## EXERCISE OBJECTIVE
Filter the entries and keep only the lines where the string "Estradiol" appears.

## PROVIDED MATERIAL
start
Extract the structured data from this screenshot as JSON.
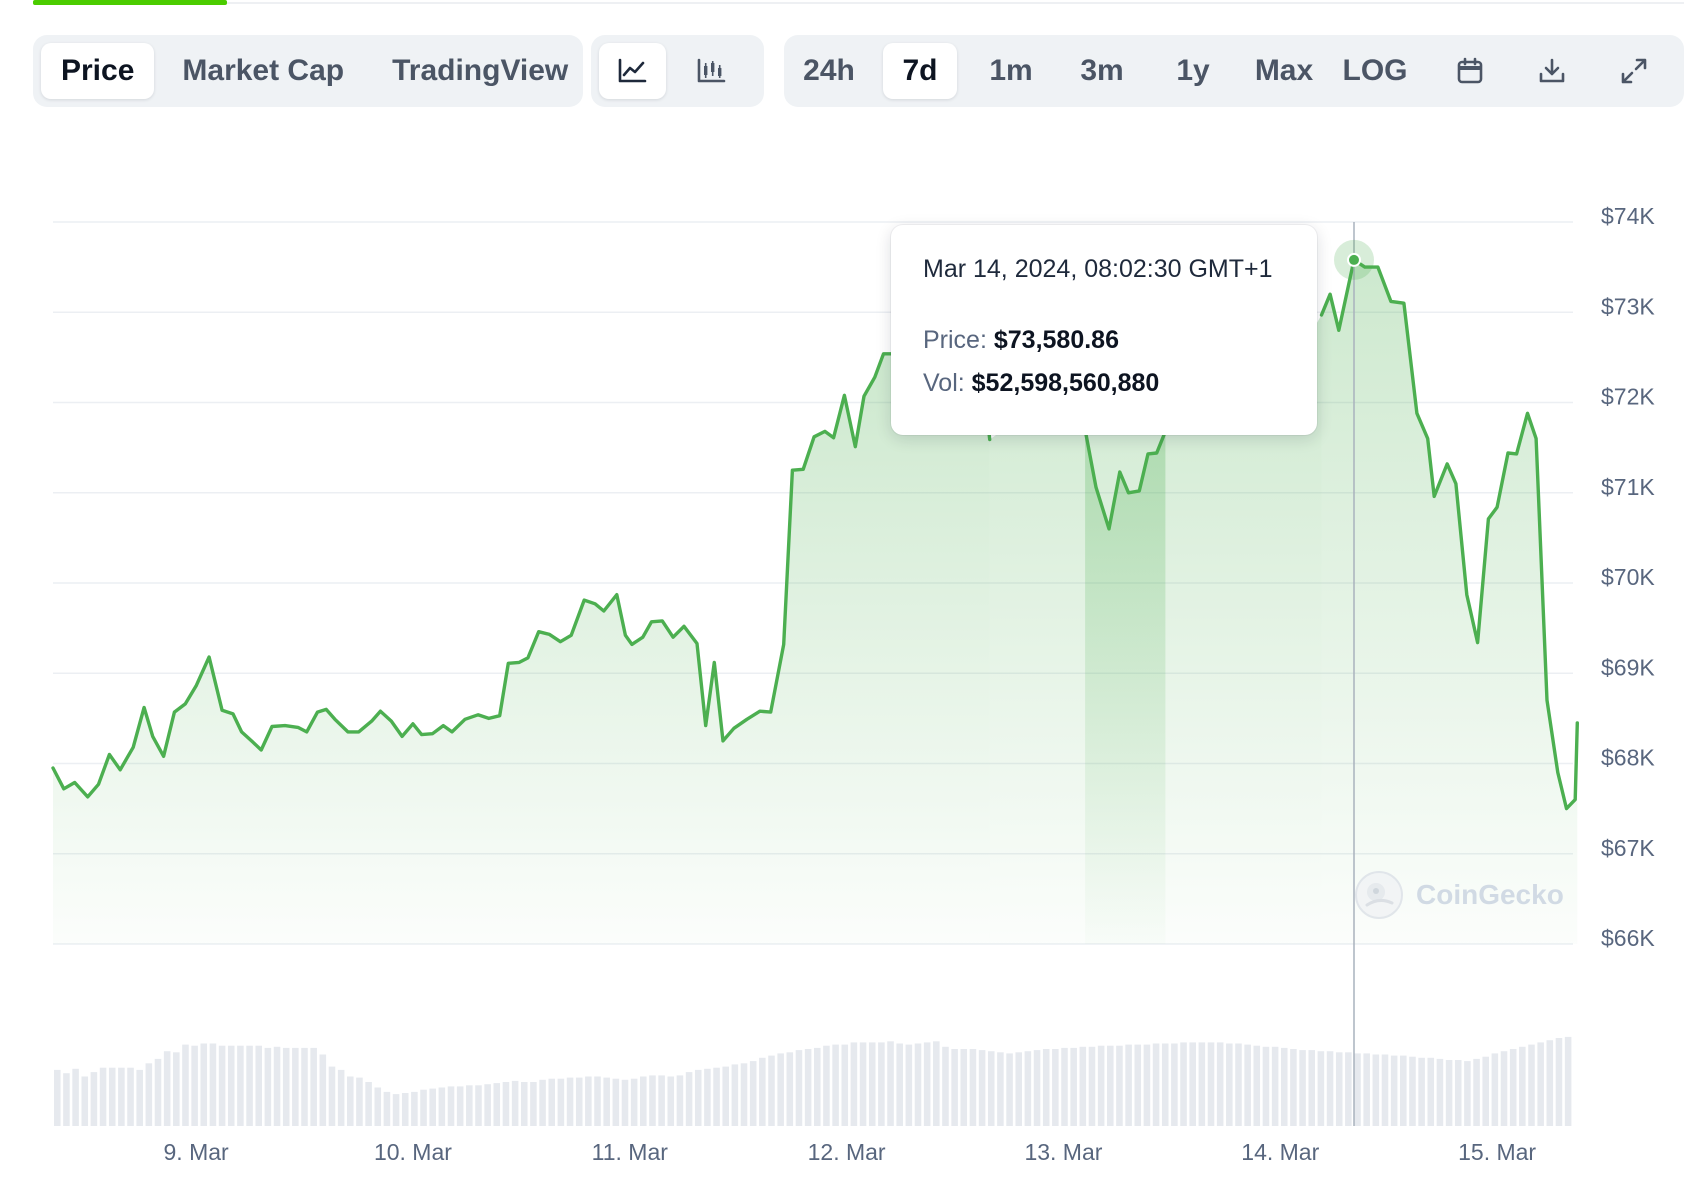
{
  "tabs": {
    "view": [
      "Price",
      "Market Cap",
      "TradingView"
    ],
    "active_view": "Price",
    "chart_kind_icons": [
      "line-chart-icon",
      "candlestick-chart-icon"
    ],
    "ranges": [
      "24h",
      "7d",
      "1m",
      "3m",
      "1y",
      "Max",
      "LOG"
    ],
    "active_range": "7d",
    "tool_icons": [
      "calendar-icon",
      "download-icon",
      "fullscreen-icon"
    ]
  },
  "tooltip": {
    "date": "Mar 14, 2024, 08:02:30 GMT+1",
    "price_label": "Price:",
    "price_value": "$73,580.86",
    "vol_label": "Vol:",
    "vol_value": "$52,598,560,880"
  },
  "watermark": "CoinGecko",
  "colors": {
    "line": "#4caf50",
    "volume": "#e6e9ee",
    "accent": "#4bcc00",
    "grid": "#eceff3"
  },
  "chart_data": {
    "type": "area",
    "y_ticks": [
      "$74K",
      "$73K",
      "$72K",
      "$71K",
      "$70K",
      "$69K",
      "$68K",
      "$67K",
      "$66K"
    ],
    "ylim": [
      66000,
      74000
    ],
    "x_ticks": [
      "9. Mar",
      "10. Mar",
      "11. Mar",
      "12. Mar",
      "13. Mar",
      "14. Mar",
      "15. Mar"
    ],
    "x_tick_days": [
      1,
      2,
      3,
      4,
      5,
      6,
      7
    ],
    "xlim_days": [
      0.34,
      7.35
    ],
    "hover_day": 6.34,
    "series": [
      {
        "values_usd": [
          [
            0.34,
            67950
          ],
          [
            0.39,
            67720
          ],
          [
            0.44,
            67790
          ],
          [
            0.5,
            67630
          ],
          [
            0.55,
            67770
          ],
          [
            0.6,
            68100
          ],
          [
            0.65,
            67930
          ],
          [
            0.71,
            68180
          ],
          [
            0.76,
            68620
          ],
          [
            0.8,
            68300
          ],
          [
            0.85,
            68080
          ],
          [
            0.9,
            68570
          ],
          [
            0.95,
            68660
          ],
          [
            1.0,
            68860
          ],
          [
            1.06,
            69180
          ],
          [
            1.12,
            68590
          ],
          [
            1.17,
            68550
          ],
          [
            1.21,
            68350
          ],
          [
            1.26,
            68240
          ],
          [
            1.3,
            68150
          ],
          [
            1.35,
            68410
          ],
          [
            1.41,
            68420
          ],
          [
            1.47,
            68400
          ],
          [
            1.51,
            68350
          ],
          [
            1.56,
            68570
          ],
          [
            1.6,
            68600
          ],
          [
            1.64,
            68490
          ],
          [
            1.7,
            68350
          ],
          [
            1.75,
            68350
          ],
          [
            1.81,
            68470
          ],
          [
            1.85,
            68580
          ],
          [
            1.9,
            68470
          ],
          [
            1.95,
            68300
          ],
          [
            2.0,
            68440
          ],
          [
            2.04,
            68320
          ],
          [
            2.09,
            68330
          ],
          [
            2.14,
            68420
          ],
          [
            2.18,
            68350
          ],
          [
            2.24,
            68490
          ],
          [
            2.3,
            68540
          ],
          [
            2.35,
            68500
          ],
          [
            2.4,
            68530
          ],
          [
            2.44,
            69110
          ],
          [
            2.49,
            69120
          ],
          [
            2.53,
            69170
          ],
          [
            2.58,
            69460
          ],
          [
            2.63,
            69430
          ],
          [
            2.68,
            69350
          ],
          [
            2.73,
            69420
          ],
          [
            2.79,
            69810
          ],
          [
            2.84,
            69770
          ],
          [
            2.88,
            69690
          ],
          [
            2.94,
            69870
          ],
          [
            2.98,
            69420
          ],
          [
            3.01,
            69320
          ],
          [
            3.06,
            69400
          ],
          [
            3.1,
            69570
          ],
          [
            3.15,
            69580
          ],
          [
            3.2,
            69400
          ],
          [
            3.25,
            69520
          ],
          [
            3.31,
            69330
          ],
          [
            3.35,
            68420
          ],
          [
            3.39,
            69120
          ],
          [
            3.43,
            68250
          ],
          [
            3.48,
            68390
          ],
          [
            3.54,
            68490
          ],
          [
            3.6,
            68580
          ],
          [
            3.65,
            68570
          ],
          [
            3.71,
            69320
          ],
          [
            3.75,
            71250
          ],
          [
            3.8,
            71260
          ],
          [
            3.85,
            71620
          ],
          [
            3.9,
            71680
          ],
          [
            3.94,
            71610
          ],
          [
            3.99,
            72080
          ],
          [
            4.04,
            71510
          ],
          [
            4.08,
            72070
          ],
          [
            4.13,
            72280
          ],
          [
            4.17,
            72540
          ],
          [
            4.22,
            72540
          ],
          [
            4.26,
            72380
          ],
          [
            4.31,
            72080
          ],
          [
            4.35,
            72120
          ],
          [
            4.4,
            72320
          ],
          [
            4.45,
            72470
          ],
          [
            4.5,
            72150
          ],
          [
            4.54,
            72130
          ],
          [
            4.59,
            72400
          ],
          [
            4.63,
            72290
          ],
          [
            4.66,
            71590
          ]
        ]
      },
      {
        "values_usd": [
          [
            5.1,
            71700
          ],
          [
            5.15,
            71060
          ],
          [
            5.21,
            70600
          ],
          [
            5.26,
            71230
          ],
          [
            5.3,
            71000
          ],
          [
            5.35,
            71020
          ],
          [
            5.39,
            71430
          ],
          [
            5.43,
            71440
          ],
          [
            5.47,
            71680
          ]
        ]
      },
      {
        "values_usd": [
          [
            6.19,
            72970
          ],
          [
            6.23,
            73200
          ],
          [
            6.27,
            72800
          ],
          [
            6.34,
            73580
          ],
          [
            6.39,
            73500
          ],
          [
            6.45,
            73500
          ],
          [
            6.51,
            73120
          ],
          [
            6.57,
            73100
          ],
          [
            6.63,
            71880
          ],
          [
            6.68,
            71600
          ],
          [
            6.71,
            70960
          ],
          [
            6.77,
            71320
          ],
          [
            6.81,
            71100
          ],
          [
            6.86,
            69870
          ],
          [
            6.91,
            69340
          ],
          [
            6.96,
            70710
          ],
          [
            7.0,
            70840
          ],
          [
            7.05,
            71440
          ],
          [
            7.09,
            71430
          ],
          [
            7.14,
            71880
          ],
          [
            7.18,
            71600
          ],
          [
            7.23,
            68700
          ],
          [
            7.28,
            67900
          ],
          [
            7.32,
            67500
          ],
          [
            7.36,
            67600
          ],
          [
            7.37,
            68450
          ]
        ]
      }
    ],
    "volume_relative": [
      0.51,
      0.48,
      0.52,
      0.45,
      0.49,
      0.53,
      0.53,
      0.53,
      0.53,
      0.51,
      0.57,
      0.61,
      0.68,
      0.67,
      0.74,
      0.73,
      0.75,
      0.75,
      0.73,
      0.73,
      0.73,
      0.73,
      0.73,
      0.71,
      0.72,
      0.71,
      0.71,
      0.71,
      0.71,
      0.65,
      0.54,
      0.51,
      0.45,
      0.44,
      0.4,
      0.35,
      0.31,
      0.29,
      0.3,
      0.31,
      0.33,
      0.34,
      0.35,
      0.36,
      0.36,
      0.37,
      0.37,
      0.38,
      0.39,
      0.4,
      0.41,
      0.4,
      0.4,
      0.42,
      0.43,
      0.43,
      0.44,
      0.44,
      0.45,
      0.45,
      0.44,
      0.43,
      0.42,
      0.43,
      0.45,
      0.46,
      0.46,
      0.45,
      0.46,
      0.49,
      0.51,
      0.52,
      0.53,
      0.54,
      0.56,
      0.57,
      0.59,
      0.62,
      0.64,
      0.66,
      0.67,
      0.69,
      0.7,
      0.71,
      0.73,
      0.74,
      0.74,
      0.76,
      0.76,
      0.76,
      0.76,
      0.77,
      0.75,
      0.74,
      0.75,
      0.76,
      0.77,
      0.72,
      0.7,
      0.7,
      0.7,
      0.69,
      0.68,
      0.67,
      0.66,
      0.67,
      0.68,
      0.69,
      0.7,
      0.7,
      0.71,
      0.71,
      0.72,
      0.72,
      0.73,
      0.73,
      0.73,
      0.74,
      0.74,
      0.74,
      0.75,
      0.75,
      0.75,
      0.76,
      0.76,
      0.76,
      0.76,
      0.76,
      0.75,
      0.75,
      0.74,
      0.73,
      0.72,
      0.72,
      0.71,
      0.7,
      0.69,
      0.69,
      0.68,
      0.68,
      0.67,
      0.67,
      0.66,
      0.66,
      0.65,
      0.65,
      0.64,
      0.64,
      0.63,
      0.62,
      0.62,
      0.61,
      0.6,
      0.6,
      0.59,
      0.61,
      0.63,
      0.66,
      0.68,
      0.7,
      0.72,
      0.74,
      0.76,
      0.78,
      0.8,
      0.81
    ]
  }
}
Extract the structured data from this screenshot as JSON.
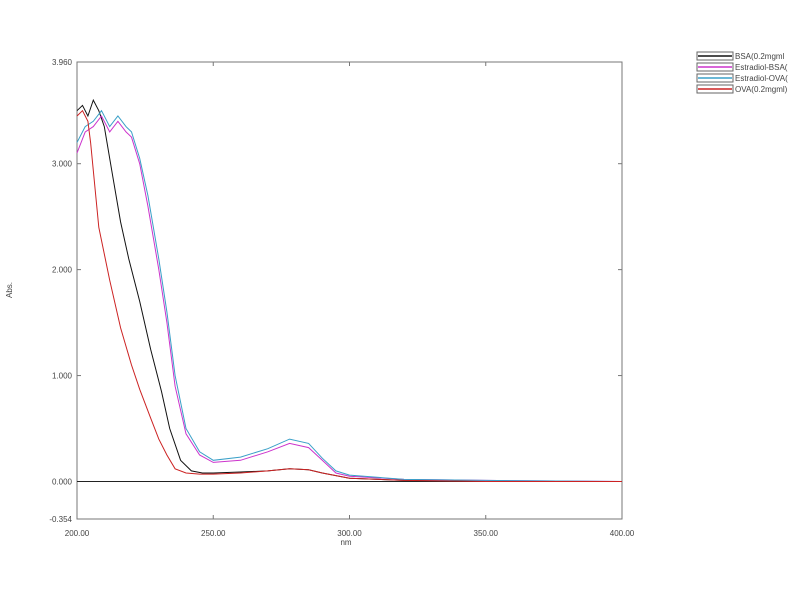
{
  "chart_data": {
    "type": "line",
    "title": "",
    "xlabel": "nm",
    "ylabel": "Abs.",
    "xlim": [
      200,
      400
    ],
    "ylim": [
      -0.354,
      3.96
    ],
    "xticks": [
      "200.00",
      "250.00",
      "300.00",
      "350.00",
      "400.00"
    ],
    "yticks": [
      "3.960",
      "3.000",
      "2.000",
      "1.000",
      "0.000",
      "-0.354"
    ],
    "grid": false,
    "legend_position": "top-right",
    "series": [
      {
        "name": "BSA(0.2mgml",
        "color": "#111111",
        "x": [
          200,
          202,
          204,
          206,
          208,
          210,
          213,
          216,
          219,
          223,
          227,
          231,
          234,
          238,
          242,
          246,
          250,
          260,
          270,
          278,
          285,
          290,
          300,
          320,
          350,
          400
        ],
        "y": [
          3.5,
          3.55,
          3.45,
          3.6,
          3.5,
          3.35,
          2.9,
          2.45,
          2.1,
          1.7,
          1.25,
          0.85,
          0.5,
          0.2,
          0.1,
          0.08,
          0.08,
          0.09,
          0.1,
          0.12,
          0.11,
          0.08,
          0.03,
          0.01,
          0.0,
          0.0
        ]
      },
      {
        "name": "Estradiol-BSA(",
        "color": "#cc33cc",
        "x": [
          200,
          203,
          206,
          209,
          212,
          215,
          218,
          220,
          223,
          226,
          230,
          233,
          236,
          240,
          245,
          250,
          260,
          270,
          278,
          285,
          290,
          295,
          300,
          320,
          350,
          400
        ],
        "y": [
          3.1,
          3.3,
          3.35,
          3.45,
          3.3,
          3.4,
          3.3,
          3.25,
          3.0,
          2.6,
          2.0,
          1.5,
          0.9,
          0.45,
          0.25,
          0.18,
          0.2,
          0.28,
          0.36,
          0.32,
          0.2,
          0.08,
          0.05,
          0.02,
          0.01,
          0.0
        ]
      },
      {
        "name": "Estradiol-OVA(",
        "color": "#3aa0c8",
        "x": [
          200,
          203,
          206,
          209,
          212,
          215,
          218,
          220,
          223,
          226,
          230,
          233,
          236,
          240,
          245,
          250,
          260,
          270,
          278,
          285,
          290,
          295,
          300,
          320,
          350,
          400
        ],
        "y": [
          3.2,
          3.35,
          3.4,
          3.5,
          3.35,
          3.45,
          3.35,
          3.3,
          3.05,
          2.7,
          2.1,
          1.6,
          1.0,
          0.5,
          0.28,
          0.2,
          0.23,
          0.31,
          0.4,
          0.36,
          0.22,
          0.1,
          0.06,
          0.02,
          0.01,
          0.0
        ]
      },
      {
        "name": "OVA(0.2mgml)",
        "color": "#cc2222",
        "x": [
          200,
          202,
          204,
          205,
          208,
          212,
          216,
          220,
          223,
          227,
          230,
          233,
          236,
          240,
          245,
          250,
          260,
          270,
          278,
          285,
          290,
          300,
          320,
          350,
          400
        ],
        "y": [
          3.45,
          3.5,
          3.4,
          3.2,
          2.4,
          1.9,
          1.45,
          1.1,
          0.87,
          0.6,
          0.4,
          0.25,
          0.12,
          0.08,
          0.07,
          0.07,
          0.08,
          0.1,
          0.12,
          0.11,
          0.08,
          0.03,
          0.01,
          0.0,
          0.0
        ]
      }
    ]
  }
}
end
## WRITTEN ANSWER
        "name": "Estradiol-BSA(",
        "name": "Estradiol-OVA(",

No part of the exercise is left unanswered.